GIVEN TASK » Copy out the data exactly, leaving the pictures behind.

-=-=-

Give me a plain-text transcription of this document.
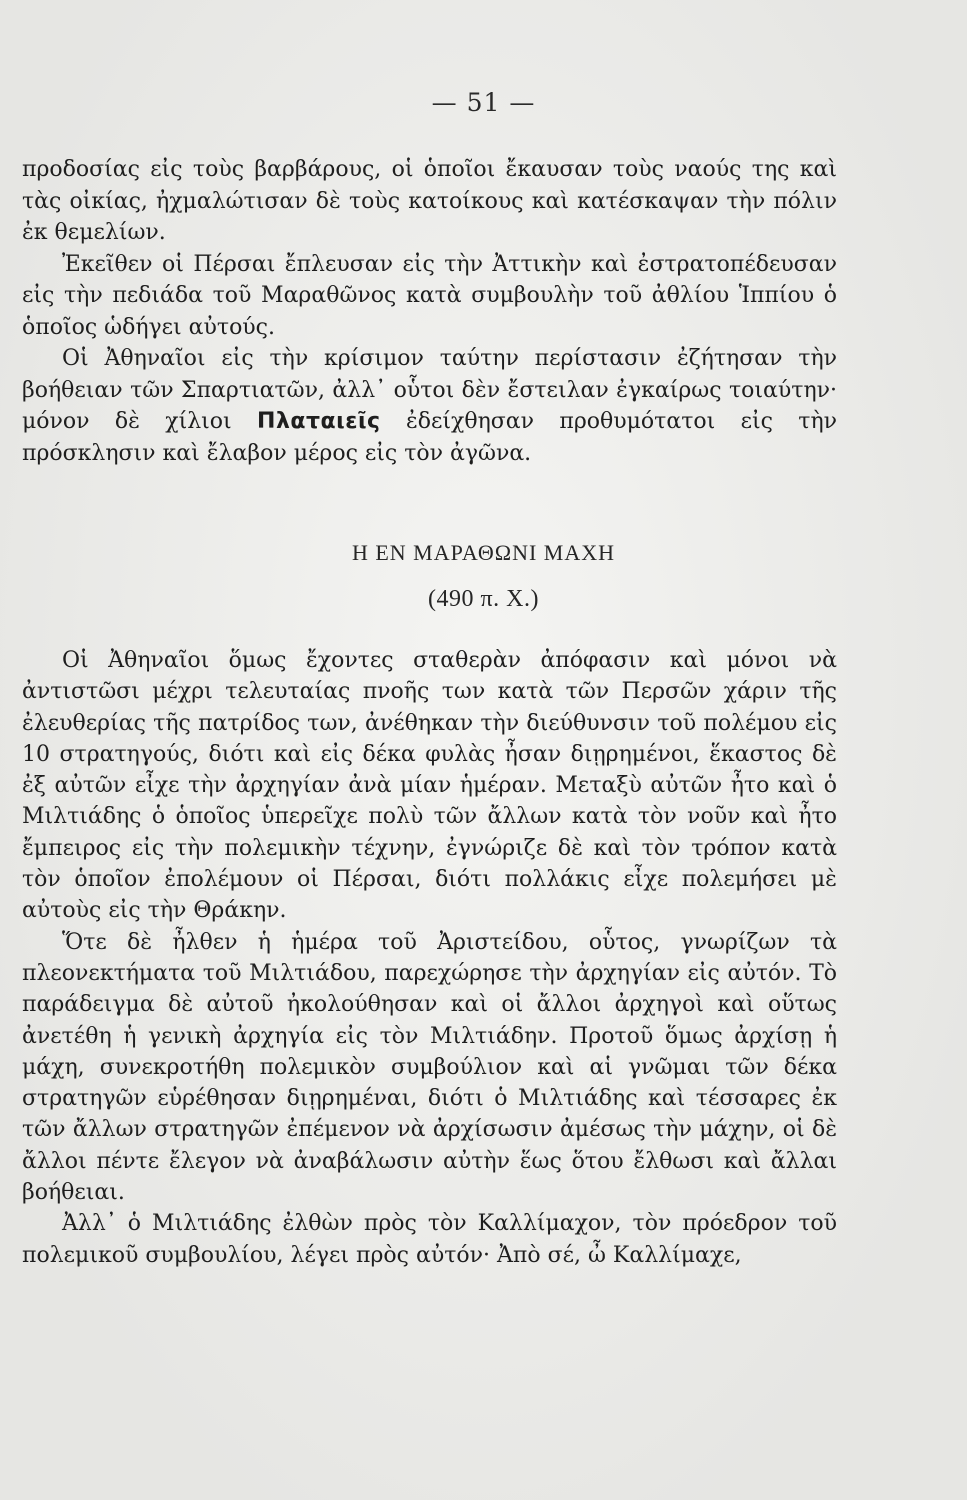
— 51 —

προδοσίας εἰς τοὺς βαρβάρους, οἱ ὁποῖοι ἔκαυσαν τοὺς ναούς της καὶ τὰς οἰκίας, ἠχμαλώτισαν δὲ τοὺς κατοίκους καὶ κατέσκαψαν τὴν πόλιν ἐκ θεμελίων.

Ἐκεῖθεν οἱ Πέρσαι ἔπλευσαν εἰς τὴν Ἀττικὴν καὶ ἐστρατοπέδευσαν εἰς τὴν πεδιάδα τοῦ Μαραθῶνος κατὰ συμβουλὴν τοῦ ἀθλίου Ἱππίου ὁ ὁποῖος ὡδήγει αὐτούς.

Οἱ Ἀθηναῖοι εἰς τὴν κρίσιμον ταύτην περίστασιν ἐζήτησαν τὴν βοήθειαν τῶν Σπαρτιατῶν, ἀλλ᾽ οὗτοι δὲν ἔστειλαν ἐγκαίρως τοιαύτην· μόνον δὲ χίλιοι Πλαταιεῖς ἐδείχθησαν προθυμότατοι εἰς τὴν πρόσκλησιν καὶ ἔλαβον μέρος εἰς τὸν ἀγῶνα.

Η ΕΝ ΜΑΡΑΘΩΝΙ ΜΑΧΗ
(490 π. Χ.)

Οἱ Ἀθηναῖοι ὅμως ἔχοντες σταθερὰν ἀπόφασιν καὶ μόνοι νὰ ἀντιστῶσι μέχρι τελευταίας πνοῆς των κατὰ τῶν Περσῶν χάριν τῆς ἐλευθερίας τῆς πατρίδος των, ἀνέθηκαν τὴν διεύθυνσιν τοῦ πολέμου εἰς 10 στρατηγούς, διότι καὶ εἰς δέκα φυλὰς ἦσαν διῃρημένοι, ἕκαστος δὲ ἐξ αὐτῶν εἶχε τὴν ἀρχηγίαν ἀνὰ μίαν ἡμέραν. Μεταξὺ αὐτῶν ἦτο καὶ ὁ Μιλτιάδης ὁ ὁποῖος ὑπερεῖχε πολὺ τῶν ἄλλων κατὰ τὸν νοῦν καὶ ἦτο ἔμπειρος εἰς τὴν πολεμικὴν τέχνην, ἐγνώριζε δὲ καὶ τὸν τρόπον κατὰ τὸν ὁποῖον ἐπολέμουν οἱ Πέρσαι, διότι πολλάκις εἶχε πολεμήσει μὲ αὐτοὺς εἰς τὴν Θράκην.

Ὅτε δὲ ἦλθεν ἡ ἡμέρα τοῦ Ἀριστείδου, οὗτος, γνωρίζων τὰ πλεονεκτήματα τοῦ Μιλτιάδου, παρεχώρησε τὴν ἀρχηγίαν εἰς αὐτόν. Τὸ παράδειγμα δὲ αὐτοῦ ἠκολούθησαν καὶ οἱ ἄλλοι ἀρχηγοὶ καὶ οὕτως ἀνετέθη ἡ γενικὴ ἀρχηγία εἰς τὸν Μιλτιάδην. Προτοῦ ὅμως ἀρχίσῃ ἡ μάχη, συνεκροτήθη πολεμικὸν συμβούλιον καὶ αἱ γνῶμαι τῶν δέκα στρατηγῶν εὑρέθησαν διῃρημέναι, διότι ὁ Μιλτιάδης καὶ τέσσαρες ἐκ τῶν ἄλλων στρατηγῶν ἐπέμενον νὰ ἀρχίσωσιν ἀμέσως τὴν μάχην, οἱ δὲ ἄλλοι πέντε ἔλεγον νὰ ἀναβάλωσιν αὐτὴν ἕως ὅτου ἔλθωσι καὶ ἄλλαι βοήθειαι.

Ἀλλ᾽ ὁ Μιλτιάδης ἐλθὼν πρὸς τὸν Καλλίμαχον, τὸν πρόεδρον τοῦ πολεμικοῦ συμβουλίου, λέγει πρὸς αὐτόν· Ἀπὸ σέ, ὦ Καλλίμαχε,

-=-=-

EXERCISE RESPONSE »
Give me a plain-text transcription of this document.
— 51 —

προδοσίας εἰς τοὺς βαρβάρους, οἱ ὁποῖοι ἔκαυσαν τοὺς ναούς της καὶ τὰς οἰκίας, ἠχμαλώτισαν δὲ τοὺς κατοίκους καὶ κατέσκαψαν τὴν πόλιν ἐκ θεμελίων.

Ἐκεῖθεν οἱ Πέρσαι ἔπλευσαν εἰς τὴν Ἀττικὴν καὶ ἐστρατοπέδευσαν εἰς τὴν πεδιάδα τοῦ Μαραθῶνος κατὰ συμβουλὴν τοῦ ἀθλίου Ἱππίου ὁ ὁποῖος ὡδήγει αὐτούς.

Οἱ Ἀθηναῖοι εἰς τὴν κρίσιμον ταύτην περίστασιν ἐζήτησαν τὴν βοήθειαν τῶν Σπαρτιατῶν, ἀλλ᾽ οὗτοι δὲν ἔστειλαν ἐγκαίρως τοιαύτην· μόνον δὲ χίλιοι Πλαταιεῖς ἐδείχθησαν προθυμότατοι εἰς τὴν πρόσκλησιν καὶ ἔλαβον μέρος εἰς τὸν ἀγῶνα.

Η ΕΝ ΜΑΡΑΘΩΝΙ ΜΑΧΗ
(490 π. Χ.)

Οἱ Ἀθηναῖοι ὅμως ἔχοντες σταθερὰν ἀπόφασιν καὶ μόνοι νὰ ἀντιστῶσι μέχρι τελευταίας πνοῆς των κατὰ τῶν Περσῶν χάριν τῆς ἐλευθερίας τῆς πατρίδος των, ἀνέθηκαν τὴν διεύθυνσιν τοῦ πολέμου εἰς 10 στρατηγούς, διότι καὶ εἰς δέκα φυλὰς ἦσαν διῃρημένοι, ἕκαστος δὲ ἐξ αὐτῶν εἶχε τὴν ἀρχηγίαν ἀνὰ μίαν ἡμέραν. Μεταξὺ αὐτῶν ἦτο καὶ ὁ Μιλτιάδης ὁ ὁποῖος ὑπερεῖχε πολὺ τῶν ἄλλων κατὰ τὸν νοῦν καὶ ἦτο ἔμπειρος εἰς τὴν πολεμικὴν τέχνην, ἐγνώριζε δὲ καὶ τὸν τρόπον κατὰ τὸν ὁποῖον ἐπολέμουν οἱ Πέρσαι, διότι πολλάκις εἶχε πολεμήσει μὲ αὐτοὺς εἰς τὴν Θράκην.

Ὅτε δὲ ἦλθεν ἡ ἡμέρα τοῦ Ἀριστείδου, οὗτος, γνωρίζων τὰ πλεονεκτήματα τοῦ Μιλτιάδου, παρεχώρησε τὴν ἀρχηγίαν εἰς αὐτόν. Τὸ παράδειγμα δὲ αὐτοῦ ἠκολούθησαν καὶ οἱ ἄλλοι ἀρχηγοὶ καὶ οὕτως ἀνετέθη ἡ γενικὴ ἀρχηγία εἰς τὸν Μιλτιάδην. Προτοῦ ὅμως ἀρχίσῃ ἡ μάχη, συνεκροτήθη πολεμικὸν συμβούλιον καὶ αἱ γνῶμαι τῶν δέκα στρατηγῶν εὑρέθησαν διῃρημέναι, διότι ὁ Μιλτιάδης καὶ τέσσαρες ἐκ τῶν ἄλλων στρατηγῶν ἐπέμενον νὰ ἀρχίσωσιν ἀμέσως τὴν μάχην, οἱ δὲ ἄλλοι πέντε ἔλεγον νὰ ἀναβάλωσιν αὐτὴν ἕως ὅτου ἔλθωσι καὶ ἄλλαι βοήθειαι.

Ἀλλ᾽ ὁ Μιλτιάδης ἐλθὼν πρὸς τὸν Καλλίμαχον, τὸν πρόεδρον τοῦ πολεμικοῦ συμβουλίου, λέγει πρὸς αὐτόν· Ἀπὸ σέ, ὦ Καλλίμαχε,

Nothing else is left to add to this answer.